PROVIDED DATA
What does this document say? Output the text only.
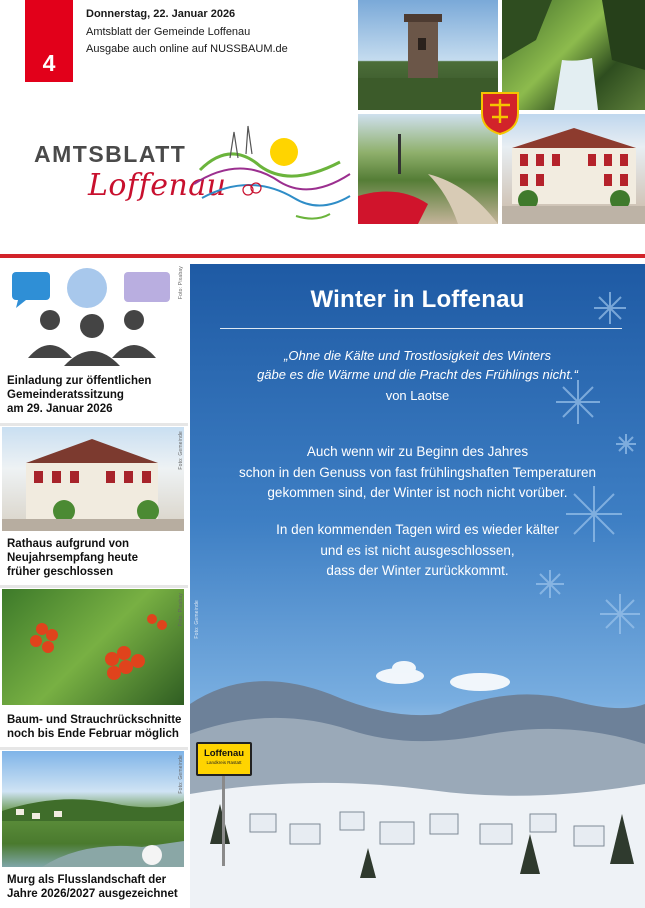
4
Donnerstag, 22. Januar 2026
Amtsblatt der Gemeinde Loffenau
Ausgabe auch online auf NUSSBAUM.de
AMTSBLATT
Loffenau
Foto: Pixabay
Einladung zur öffentlichen
Gemeinderatssitzung
am 29. Januar 2026
Foto: Gemeinde
Rathaus aufgrund von
Neujahrsempfang heute
früher geschlossen
Foto: Pixabay
Baum- und Strauchrückschnitte
noch bis Ende Februar möglich
Foto: Gemeinde
Murg als Flusslandschaft der
Jahre 2026/2027 ausgezeichnet
Winter in Loffenau
„Ohne die Kälte und Trostlosigkeit des Winters
gäbe es die Wärme und die Pracht des Frühlings nicht.“
von Laotse
Auch wenn wir zu Beginn des Jahres
schon in den Genuss von fast frühlingshaften Temperaturen
gekommen sind, der Winter ist noch nicht vorüber.
In den kommenden Tagen wird es wieder kälter
und es ist nicht ausgeschlossen,
dass der Winter zurückkommt.
Loffenau
Landkreis Rastatt
Foto: Gemeinde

YOUR TASK
Find the lines containing "Loffenau" and list every one of them.

REPLY TO THE TASK
Amtsblatt der Gemeinde Loffenau
Loffenau
Winter in Loffenau
Loffenau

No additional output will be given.